● Given entries
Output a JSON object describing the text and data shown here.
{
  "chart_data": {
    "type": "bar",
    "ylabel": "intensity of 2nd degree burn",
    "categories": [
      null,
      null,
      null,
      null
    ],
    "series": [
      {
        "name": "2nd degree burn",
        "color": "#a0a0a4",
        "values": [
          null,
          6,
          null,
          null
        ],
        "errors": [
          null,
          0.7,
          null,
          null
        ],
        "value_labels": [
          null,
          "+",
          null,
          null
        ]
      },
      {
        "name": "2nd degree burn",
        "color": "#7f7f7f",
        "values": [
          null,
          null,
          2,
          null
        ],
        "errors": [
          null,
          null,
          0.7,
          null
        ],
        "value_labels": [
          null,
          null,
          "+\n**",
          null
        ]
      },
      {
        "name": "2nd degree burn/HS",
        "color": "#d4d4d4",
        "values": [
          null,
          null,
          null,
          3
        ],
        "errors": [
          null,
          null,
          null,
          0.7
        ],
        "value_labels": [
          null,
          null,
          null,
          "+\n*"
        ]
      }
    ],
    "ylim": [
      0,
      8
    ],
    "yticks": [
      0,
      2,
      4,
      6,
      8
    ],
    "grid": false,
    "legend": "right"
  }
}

● Problem
Write out every entry exactly as given.

● Task solution
Output a JSON object describing the text and data shown here.
{
  "chart_data": {
    "type": "bar",
    "ylabel": "intensity of 2nd degree burn",
    "categories": [
      null,
      null,
      null,
      null
    ],
    "series": [
      {
        "name": "2nd degree burn",
        "color": "#a0a0a4",
        "values": [
          null,
          6,
          null,
          null
        ],
        "errors": [
          null,
          0.7,
          null,
          null
        ],
        "value_labels": [
          null,
          "+",
          null,
          null
        ]
      },
      {
        "name": "2nd degree burn",
        "color": "#7f7f7f",
        "values": [
          null,
          null,
          2,
          null
        ],
        "errors": [
          null,
          null,
          0.7,
          null
        ],
        "value_labels": [
          null,
          null,
          "+\n**",
          null
        ]
      },
      {
        "name": "2nd degree burn/HS",
        "color": "#d4d4d4",
        "values": [
          null,
          null,
          null,
          3
        ],
        "errors": [
          null,
          null,
          null,
          0.7
        ],
        "value_labels": [
          null,
          null,
          null,
          "+\n*"
        ]
      }
    ],
    "ylim": [
      0,
      8
    ],
    "yticks": [
      0,
      2,
      4,
      6,
      8
    ],
    "grid": false,
    "legend": "right"
  }
}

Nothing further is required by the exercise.